= What is expected =
Copy out all the lines where "Assistent" shows up.

────────────────────

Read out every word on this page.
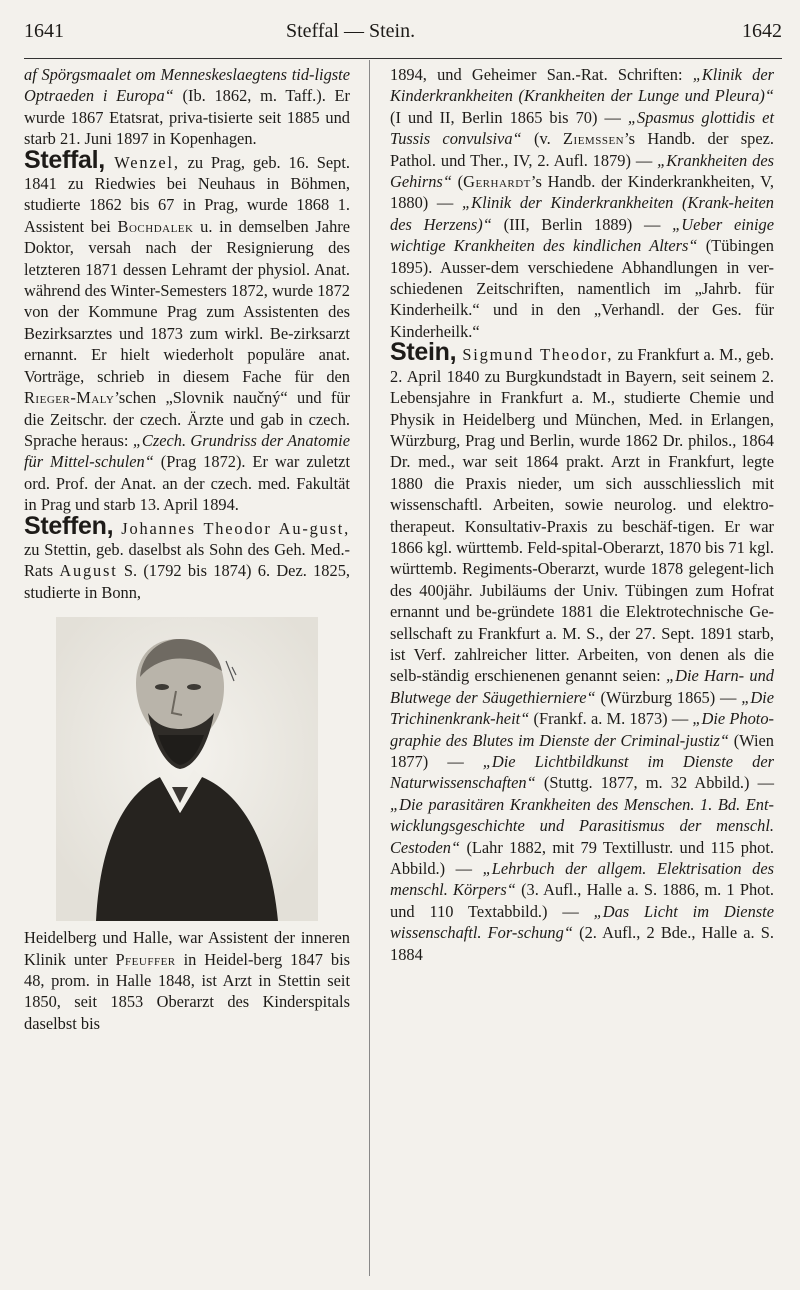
1641	Steffal — Stein.	1642

af Spörgsmaalet om Menneskeslaegtens tid-ligste Optraeden i Europa“ (Ib. 1862, m. Taff.). Er wurde 1867 Etatsrat, priva-tisierte seit 1885 und starb 21. Juni 1897 in Kopenhagen.

Steffal, Wenzel, zu Prag, geb. 16. Sept. 1841 zu Riedwies bei Neuhaus in Böhmen, studierte 1862 bis 67 in Prag, wurde 1868 1. Assistent bei Bochdalek u. in demselben Jahre Doktor, versah nach der Resignierung des letzteren 1871 dessen Lehramt der physiol. Anat. während des Winter-Semesters 1872, wurde 1872 von der Kommune Prag zum Assistenten des Bezirksarztes und 1873 zum wirkl. Be-zirksarzt ernannt. Er hielt wiederholt populäre anat. Vorträge, schrieb in diesem Fache für den Rieger-Maly’schen „Slovnik naučný“ und für die Zeitschr. der czech. Ärzte und gab in czech. Sprache heraus: „Czech. Grundriss der Anatomie für Mittel-schulen“ (Prag 1872). Er war zuletzt ord. Prof. der Anat. an der czech. med. Fakultät in Prag und starb 13. April 1894.

Steffen, Johannes Theodor Au-gust, zu Stettin, geb. daselbst als Sohn des Geh. Med.-Rats August S. (1792 bis 1874) 6. Dez. 1825, studierte in Bonn,

Heidelberg und Halle, war Assistent der inneren Klinik unter Pfeuffer in Heidel-berg 1847 bis 48, prom. in Halle 1848, ist Arzt in Stettin seit 1850, seit 1853 Oberarzt des Kinderspitals daselbst bis

1894, und Geheimer San.-Rat. Schriften: „Klinik der Kinderkrankheiten (Krankheiten der Lunge und Pleura)“ (I und II, Berlin 1865 bis 70) — „Spasmus glottidis et Tussis convulsiva“ (v. Ziemssen’s Handb. der spez. Pathol. und Ther., IV, 2. Aufl. 1879) — „Krankheiten des Gehirns“ (Gerhardt’s Handb. der Kinderkrankheiten, V, 1880) — „Klinik der Kinderkrankheiten (Krank-heiten des Herzens)“ (III, Berlin 1889) — „Ueber einige wichtige Krankheiten des kindlichen Alters“ (Tübingen 1895). Ausser-dem verschiedene Abhandlungen in ver-schiedenen Zeitschriften, namentlich im „Jahrb. für Kinderheilk.“ und in den „Verhandl. der Ges. für Kinderheilk.“

Stein, Sigmund Theodor, zu Frankfurt a. M., geb. 2. April 1840 zu Burgkundstadt in Bayern, seit seinem 2. Lebensjahre in Frankfurt a. M., studierte Chemie und Physik in Heidelberg und München, Med. in Erlangen, Würzburg, Prag und Berlin, wurde 1862 Dr. philos., 1864 Dr. med., war seit 1864 prakt. Arzt in Frankfurt, legte 1880 die Praxis nieder, um sich ausschliesslich mit wissenschaftl. Arbeiten, sowie neurolog. und elektro-therapeut. Konsultativ-Praxis zu beschäf-tigen. Er war 1866 kgl. württemb. Feld-spital-Oberarzt, 1870 bis 71 kgl. württemb. Regiments-Oberarzt, wurde 1878 gelegent-lich des 400jähr. Jubiläums der Univ. Tübingen zum Hofrat ernannt und be-gründete 1881 die Elektrotechnische Ge-sellschaft zu Frankfurt a. M. S., der 27. Sept. 1891 starb, ist Verf. zahlreicher litter. Arbeiten, von denen als die selb-ständig erschienenen genannt seien: „Die Harn- und Blutwege der Säugethierniere“ (Würzburg 1865) — „Die Trichinenkrank-heit“ (Frankf. a. M. 1873) — „Die Photo-graphie des Blutes im Dienste der Criminal-justiz“ (Wien 1877) — „Die Lichtbildkunst im Dienste der Naturwissenschaften“ (Stuttg. 1877, m. 32 Abbild.) — „Die parasitären Krankheiten des Menschen. 1. Bd. Ent-wicklungsgeschichte und Parasitismus der menschl. Cestoden“ (Lahr 1882, mit 79 Textillustr. und 115 phot. Abbild.) — „Lehrbuch der allgem. Elektrisation des menschl. Körpers“ (3. Aufl., Halle a. S. 1886, m. 1 Phot. und 110 Textabbild.) — „Das Licht im Dienste wissenschaftl. For-schung“ (2. Aufl., 2 Bde., Halle a. S. 1884
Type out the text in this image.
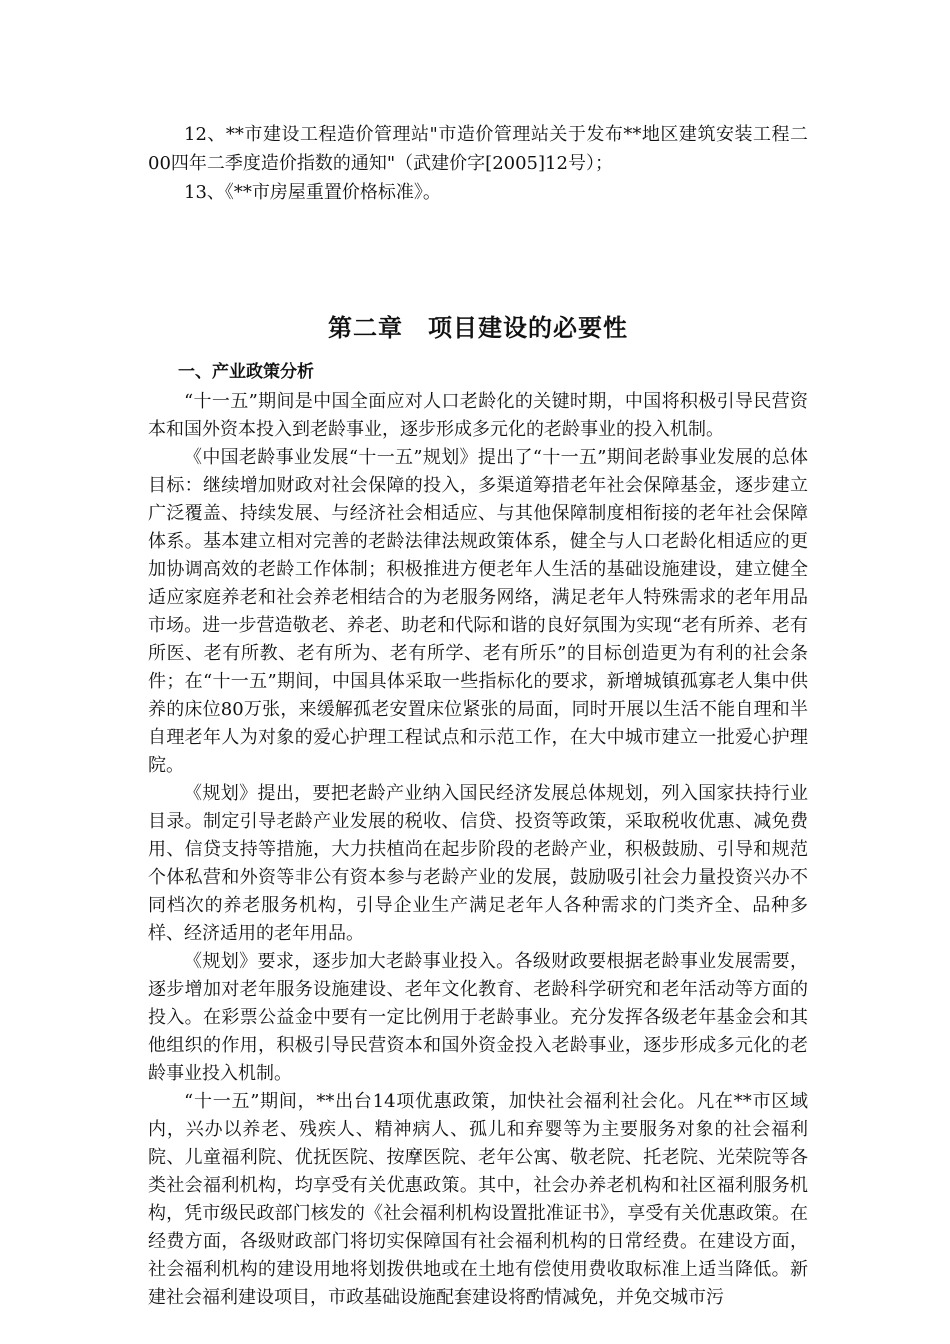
12、**市建设工程造价管理站"市造价管理站关于发布**地区建筑安装工程二00四年二季度造价指数的通知"（武建价字[2005]12号）；

13、《**市房屋重置价格标准》。

第二章　项目建设的必要性
一、产业政策分析

“十一五”期间是中国全面应对人口老龄化的关键时期，中国将积极引导民营资本和国外资本投入到老龄事业，逐步形成多元化的老龄事业的投入机制。

《中国老龄事业发展“十一五”规划》提出了“十一五”期间老龄事业发展的总体目标：继续增加财政对社会保障的投入，多渠道筹措老年社会保障基金，逐步建立广泛覆盖、持续发展、与经济社会相适应、与其他保障制度相衔接的老年社会保障体系。基本建立相对完善的老龄法律法规政策体系，健全与人口老龄化相适应的更加协调高效的老龄工作体制；积极推进方便老年人生活的基础设施建设，建立健全适应家庭养老和社会养老相结合的为老服务网络，满足老年人特殊需求的老年用品市场。进一步营造敬老、养老、助老和代际和谐的良好氛围为实现“老有所养、老有所医、老有所教、老有所为、老有所学、老有所乐”的目标创造更为有利的社会条件；在“十一五”期间，中国具体采取一些指标化的要求，新增城镇孤寡老人集中供养的床位80万张，来缓解孤老安置床位紧张的局面，同时开展以生活不能自理和半自理老年人为对象的爱心护理工程试点和示范工作，在大中城市建立一批爱心护理院。

《规划》提出，要把老龄产业纳入国民经济发展总体规划，列入国家扶持行业目录。制定引导老龄产业发展的税收、信贷、投资等政策，采取税收优惠、减免费用、信贷支持等措施，大力扶植尚在起步阶段的老龄产业，积极鼓励、引导和规范个体私营和外资等非公有资本参与老龄产业的发展，鼓励吸引社会力量投资兴办不同档次的养老服务机构，引导企业生产满足老年人各种需求的门类齐全、品种多样、经济适用的老年用品。

《规划》要求，逐步加大老龄事业投入。各级财政要根据老龄事业发展需要，逐步增加对老年服务设施建设、老年文化教育、老龄科学研究和老年活动等方面的投入。在彩票公益金中要有一定比例用于老龄事业。充分发挥各级老年基金会和其他组织的作用，积极引导民营资本和国外资金投入老龄事业，逐步形成多元化的老龄事业投入机制。

“十一五”期间，**出台14项优惠政策，加快社会福利社会化。凡在**市区域内，兴办以养老、残疾人、精神病人、孤儿和弃婴等为主要服务对象的社会福利院、儿童福利院、优抚医院、按摩医院、老年公寓、敬老院、托老院、光荣院等各类社会福利机构，均享受有关优惠政策。其中，社会办养老机构和社区福利服务机构，凭市级民政部门核发的《社会福利机构设置批准证书》，享受有关优惠政策。在经费方面，各级财政部门将切实保障国有社会福利机构的日常经费。在建设方面，社会福利机构的建设用地将划拨供地或在土地有偿使用费收取标准上适当降低。新建社会福利建设项目，市政基础设施配套建设将酌情减免，并免交城市污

────────────────────

= Task result =
Steffal, Wenzel, zu Prag, geb. 16. Sept. 1841 zu Riedwies bei Neuhaus in Böhmen, studierte 1862 bis 67 in Prag, wurde 1868 1. Assistent bei Bochdalek u. in demselben Jahre Doktor, versah nach der Resignierung des letzteren 1871 dessen Lehramt der physiol. Anat. während des Winter-Semesters 1872, wurde 1872 von der Kommune Prag zum Assistenten des Bezirksarztes und 1873 zum wirkl. Be-zirksarzt ernannt. Er hielt wiederholt populäre anat. Vorträge, schrieb in diesem Fache für den Rieger-Maly’schen „Slovnik naučný“ und für die Zeitschr. der czech. Ärzte und gab in czech. Sprache heraus: „Czech. Grundriss der Anatomie für Mittel-schulen“ (Prag 1872). Er war zuletzt ord. Prof. der Anat. an der czech. med. Fakultät in Prag und starb 13. April 1894.
Heidelberg und Halle, war Assistent der inneren Klinik unter Pfeuffer in Heidel-berg 1847 bis 48, prom. in Halle 1848, ist Arzt in Stettin seit 1850, seit 1853 Oberarzt des Kinderspitals daselbst bis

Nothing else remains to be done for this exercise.